Rewrite the data below with every instance of "data-point" changed to "data-marker" and nothing else altered. Leave the pictures out.
:: Task input ::
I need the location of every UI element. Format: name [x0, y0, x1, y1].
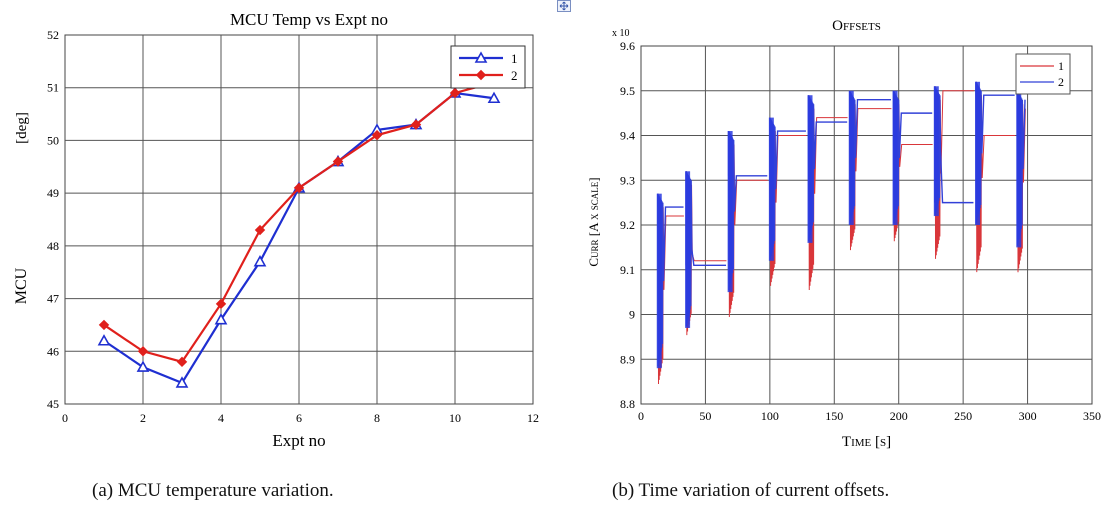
x-tick-label: 4	[218, 411, 224, 425]
offset-burst	[727, 131, 733, 293]
y-tick-label: 9.2	[620, 218, 635, 232]
offset-burst	[975, 81, 981, 225]
legend-label: 2	[511, 68, 518, 83]
y-tick-label: 50	[47, 133, 59, 147]
data-point	[215, 298, 227, 310]
x-axis-label: Time [s]	[842, 434, 891, 450]
y-tick-label: 9	[629, 308, 635, 322]
x-tick-label: 150	[825, 409, 843, 423]
x-tick-label: 12	[527, 411, 539, 425]
data-point	[254, 224, 266, 236]
x-tick-label: 8	[374, 411, 380, 425]
x-tick-label: 0	[638, 409, 644, 423]
caption-left: (a) MCU temperature variation.	[92, 480, 334, 501]
chart-title: Offsets	[832, 18, 881, 34]
y-tick-label: 49	[47, 186, 59, 200]
y-axis-label: MCU	[13, 267, 30, 304]
y-tick-label: 9.5	[620, 84, 635, 98]
data-point	[97, 334, 111, 346]
offset-burst	[807, 95, 813, 243]
offset-burst	[685, 171, 691, 328]
offset-burst	[656, 193, 662, 369]
offset-burst	[892, 90, 898, 225]
y-tick-label: 8.8	[620, 397, 635, 411]
x-axis-label: Expt no	[272, 431, 325, 450]
x-tick-label: 200	[890, 409, 908, 423]
offset-burst	[848, 90, 854, 225]
y-tick-label: 45	[47, 397, 59, 411]
y-tick-label: 47	[47, 292, 59, 306]
data-point	[449, 87, 461, 99]
x-tick-label: 300	[1019, 409, 1037, 423]
y-tick-label: 46	[47, 344, 59, 358]
x-tick-label: 6	[296, 411, 302, 425]
legend-b	[1015, 53, 1071, 95]
data-point	[214, 313, 228, 325]
data-point	[410, 119, 422, 130]
legend-label: 1	[511, 51, 518, 66]
legend-label: 2	[1058, 75, 1064, 89]
x-tick-label: 50	[699, 409, 711, 423]
y-axis-unit: [deg]	[14, 112, 30, 144]
x-tick-label: 2	[140, 411, 146, 425]
data-point	[98, 319, 110, 331]
data-point	[253, 255, 267, 267]
chart-title: MCU Temp vs Expt no	[230, 10, 388, 29]
move-handle-icon[interactable]	[557, 0, 571, 12]
y-tick-label: 48	[47, 239, 59, 253]
x-tick-label: 350	[1083, 409, 1101, 423]
y-tick-label: 9.1	[620, 263, 635, 277]
offset-burst	[768, 117, 774, 261]
data-point	[371, 129, 383, 141]
x-tick-label: 100	[761, 409, 779, 423]
y-tick-label: 9.6	[620, 39, 635, 53]
data-point	[332, 156, 344, 167]
x-tick-label: 0	[62, 411, 68, 425]
x-tick-label: 250	[954, 409, 972, 423]
x-tick-label: 10	[449, 411, 461, 425]
data-point	[176, 356, 188, 368]
exponent-label: x 10	[612, 28, 630, 39]
data-point	[137, 346, 149, 357]
data-point	[487, 91, 501, 104]
legend-label: 1	[1058, 59, 1064, 73]
data-point	[136, 360, 150, 372]
offset-burst	[933, 86, 939, 217]
data-point	[475, 69, 487, 81]
caption-right: (b) Time variation of current offsets.	[612, 480, 890, 501]
data-point	[474, 51, 488, 63]
legend-a	[450, 45, 526, 89]
y-tick-label: 51	[47, 81, 59, 95]
y-tick-label: 9.4	[620, 129, 635, 143]
data-point	[175, 376, 189, 388]
y-axis-label: Curr [A x scale]	[586, 177, 601, 266]
data-point	[293, 182, 305, 194]
offset-burst	[1016, 90, 1022, 248]
y-tick-label: 8.9	[620, 352, 635, 366]
y-tick-label: 9.3	[620, 173, 635, 187]
y-tick-label: 52	[47, 28, 59, 42]
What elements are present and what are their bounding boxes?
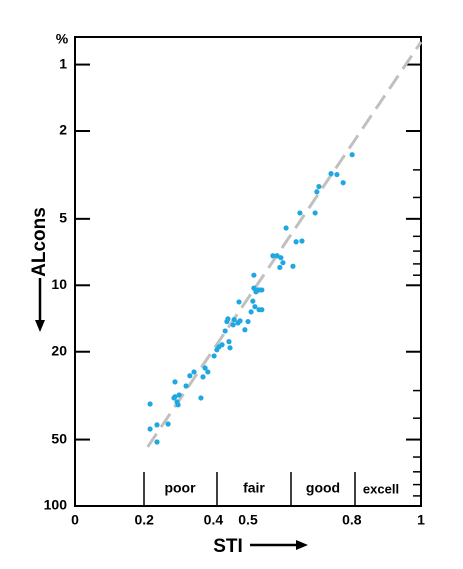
point (183, 383, 189, 389)
band-label: good (306, 480, 340, 496)
y-tick-label: 5 (59, 210, 67, 226)
point (328, 171, 334, 177)
point (340, 180, 346, 186)
point (312, 210, 318, 216)
point (316, 183, 322, 190)
point (250, 298, 256, 304)
point (205, 369, 211, 375)
x-axis-label: STI (213, 536, 243, 557)
point (154, 422, 160, 428)
point (175, 402, 181, 408)
y-tick-label: 1 (59, 55, 67, 71)
point (277, 264, 283, 271)
point (251, 272, 257, 278)
plot-frame (74, 36, 422, 507)
band-label: excell (363, 481, 399, 496)
y-arrow (35, 278, 45, 332)
point (154, 439, 160, 445)
point (172, 379, 178, 385)
x-arrow (250, 540, 308, 550)
point (165, 421, 171, 427)
point (299, 238, 305, 244)
point (314, 189, 320, 195)
point (227, 345, 233, 351)
x-tick-label: 0 (71, 512, 79, 528)
band-label: poor (164, 480, 196, 496)
point (278, 255, 284, 261)
x-tick-label: 0.8 (342, 512, 362, 528)
y-tick-label: 10 (51, 276, 67, 292)
point (290, 263, 296, 269)
point (280, 260, 286, 266)
point (198, 395, 204, 401)
point (147, 401, 153, 407)
band-label: fair (243, 480, 265, 496)
point (187, 373, 193, 379)
point (222, 328, 228, 334)
point (293, 239, 299, 245)
point (191, 369, 197, 375)
point (252, 304, 258, 310)
point (334, 171, 340, 178)
y-tick-label: 50 (51, 430, 67, 446)
x-tick-label: 1 (417, 512, 425, 528)
y-unit: % (56, 31, 69, 47)
point (211, 353, 217, 359)
point (200, 374, 206, 380)
point (225, 316, 231, 322)
point (147, 426, 153, 432)
band-dividers (143, 472, 356, 506)
x-tick-label: 0.4 (204, 512, 224, 528)
point (226, 339, 232, 345)
point (230, 322, 236, 328)
point (251, 285, 257, 291)
point (248, 309, 254, 315)
y-tick-label: 100 (44, 497, 68, 513)
point (219, 342, 225, 348)
point (242, 327, 248, 333)
y-tick-label: 2 (59, 122, 67, 138)
point (245, 318, 251, 325)
point (231, 316, 237, 323)
x-tick-label: 0.2 (134, 512, 154, 528)
point (172, 394, 178, 400)
point (259, 307, 265, 313)
trend-line (146, 41, 423, 448)
x-tick-label: 0.5 (238, 512, 258, 528)
point (202, 365, 208, 371)
point (256, 287, 262, 293)
y-tick-label: 20 (51, 342, 67, 358)
point (270, 253, 276, 259)
point (283, 225, 289, 231)
point (176, 392, 182, 398)
y-axis-label: ALcons (29, 207, 50, 277)
point (236, 299, 242, 305)
point (349, 152, 355, 158)
point (237, 318, 243, 324)
point (297, 210, 303, 216)
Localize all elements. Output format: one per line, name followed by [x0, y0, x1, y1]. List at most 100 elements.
:::
■ Result for this task ■
I need the location of every UI element. Format: name [x0, y0, x1, y1].
x-tick-label: 4	[218, 411, 224, 425]
offset-burst	[727, 131, 733, 293]
y-tick-label: 9.2	[620, 218, 635, 232]
offset-burst	[975, 81, 981, 225]
legend-label: 2	[511, 68, 518, 83]
y-tick-label: 50	[47, 133, 59, 147]
data-marker	[215, 298, 227, 310]
x-axis-label: Time [s]	[842, 434, 891, 450]
y-tick-label: 9	[629, 308, 635, 322]
x-tick-label: 150	[825, 409, 843, 423]
x-tick-label: 12	[527, 411, 539, 425]
data-marker	[254, 224, 266, 236]
x-tick-label: 8	[374, 411, 380, 425]
x-tick-label: 0	[638, 409, 644, 423]
caption-left: (a) MCU temperature variation.	[92, 480, 334, 501]
chart-title: Offsets	[832, 18, 881, 34]
y-tick-label: 49	[47, 186, 59, 200]
y-axis-label: MCU	[13, 267, 30, 304]
y-tick-label: 9.5	[620, 84, 635, 98]
data-marker	[97, 334, 111, 346]
offset-burst	[807, 95, 813, 243]
offset-burst	[685, 171, 691, 328]
offset-burst	[656, 193, 662, 369]
offset-burst	[892, 90, 898, 225]
y-tick-label: 8.8	[620, 397, 635, 411]
x-axis-label: Expt no	[272, 431, 325, 450]
x-tick-label: 200	[890, 409, 908, 423]
offset-burst	[848, 90, 854, 225]
y-tick-label: 45	[47, 397, 59, 411]
y-tick-label: 47	[47, 292, 59, 306]
data-marker	[449, 87, 461, 99]
x-tick-label: 300	[1019, 409, 1037, 423]
y-tick-label: 46	[47, 344, 59, 358]
x-tick-label: 6	[296, 411, 302, 425]
legend-b	[1015, 53, 1071, 95]
data-marker	[214, 313, 228, 325]
data-marker	[410, 119, 422, 130]
legend-label: 1	[511, 51, 518, 66]
legend-label: 2	[1058, 75, 1064, 89]
x-tick-label: 50	[699, 409, 711, 423]
y-axis-unit: [deg]	[14, 112, 30, 144]
x-tick-label: 2	[140, 411, 146, 425]
data-marker	[98, 319, 110, 331]
data-marker	[253, 255, 267, 267]
chart-title: MCU Temp vs Expt no	[230, 10, 388, 29]
move-handle-icon[interactable]	[557, 0, 571, 12]
y-tick-label: 48	[47, 239, 59, 253]
x-tick-label: 350	[1083, 409, 1101, 423]
y-tick-label: 9.1	[620, 263, 635, 277]
offset-burst	[768, 117, 774, 261]
data-marker	[371, 129, 383, 141]
x-tick-label: 100	[761, 409, 779, 423]
y-tick-label: 9.6	[620, 39, 635, 53]
data-marker	[332, 156, 344, 167]
x-tick-label: 0	[62, 411, 68, 425]
x-tick-label: 250	[954, 409, 972, 423]
x-tick-label: 10	[449, 411, 461, 425]
data-marker	[176, 356, 188, 368]
exponent-label: x 10	[612, 28, 630, 39]
data-marker	[137, 346, 149, 357]
data-marker	[487, 91, 501, 104]
legend-label: 1	[1058, 59, 1064, 73]
data-marker	[136, 360, 150, 372]
offset-burst	[933, 86, 939, 217]
data-marker	[475, 69, 487, 81]
caption-right: (b) Time variation of current offsets.	[612, 480, 890, 501]
data-marker	[474, 51, 488, 63]
legend-a	[450, 45, 526, 89]
y-tick-label: 51	[47, 81, 59, 95]
y-tick-label: 9.4	[620, 129, 635, 143]
data-marker	[175, 376, 189, 388]
y-axis-label: Curr [A x scale]	[586, 177, 601, 266]
data-marker	[293, 182, 305, 194]
offset-burst	[1016, 90, 1022, 248]
y-tick-label: 8.9	[620, 352, 635, 366]
y-tick-label: 9.3	[620, 173, 635, 187]
y-tick-label: 52	[47, 28, 59, 42]
What elements are present and what are their bounding boxes?
point (183, 383, 189, 389)
band-label: good (306, 480, 340, 496)
y-tick-label: 5 (59, 210, 67, 226)
point (328, 171, 334, 177)
point (340, 180, 346, 186)
point (312, 210, 318, 216)
point (316, 183, 322, 190)
point (250, 298, 256, 304)
point (205, 369, 211, 375)
x-axis-label: STI (213, 536, 243, 557)
point (154, 422, 160, 428)
point (175, 402, 181, 408)
y-tick-label: 1 (59, 55, 67, 71)
point (277, 264, 283, 271)
point (251, 272, 257, 278)
plot-frame (74, 36, 422, 507)
band-label: excell (363, 481, 399, 496)
y-arrow (35, 278, 45, 332)
point (154, 439, 160, 445)
point (172, 379, 178, 385)
x-arrow (250, 540, 308, 550)
point (165, 421, 171, 427)
point (299, 238, 305, 244)
point (314, 189, 320, 195)
point (227, 345, 233, 351)
x-tick-label: 0 (71, 512, 79, 528)
band-label: poor (164, 480, 196, 496)
point (278, 255, 284, 261)
x-tick-label: 0.8 (342, 512, 362, 528)
y-tick-label: 10 (51, 276, 67, 292)
point (290, 263, 296, 269)
point (280, 260, 286, 266)
point (198, 395, 204, 401)
point (147, 401, 153, 407)
band-label: fair (243, 480, 265, 496)
point (187, 373, 193, 379)
point (222, 328, 228, 334)
point (293, 239, 299, 245)
point (191, 369, 197, 375)
point (252, 304, 258, 310)
point (334, 171, 340, 178)
y-tick-label: 50 (51, 430, 67, 446)
x-tick-label: 1 (417, 512, 425, 528)
y-unit: % (56, 31, 69, 47)
point (211, 353, 217, 359)
point (200, 374, 206, 380)
point (225, 316, 231, 322)
point (147, 426, 153, 432)
band-dividers (143, 472, 356, 506)
x-tick-label: 0.4 (204, 512, 224, 528)
point (226, 339, 232, 345)
point (230, 322, 236, 328)
point (251, 285, 257, 291)
point (248, 309, 254, 315)
y-tick-label: 100 (44, 497, 68, 513)
point (219, 342, 225, 348)
point (242, 327, 248, 333)
y-tick-label: 2 (59, 122, 67, 138)
point (245, 318, 251, 325)
point (231, 316, 237, 323)
x-tick-label: 0.2 (134, 512, 154, 528)
point (172, 394, 178, 400)
point (259, 307, 265, 313)
trend-line (146, 41, 423, 448)
x-tick-label: 0.5 (238, 512, 258, 528)
point (202, 365, 208, 371)
point (256, 287, 262, 293)
y-tick-label: 20 (51, 342, 67, 358)
point (270, 253, 276, 259)
point (283, 225, 289, 231)
point (176, 392, 182, 398)
y-axis-label: ALcons (29, 207, 50, 277)
point (236, 299, 242, 305)
point (349, 152, 355, 158)
point (237, 318, 243, 324)
point (297, 210, 303, 216)
Localize all elements. Output format: one per line, name followed by [x0, y0, x1, y1]. List at most 100 elements.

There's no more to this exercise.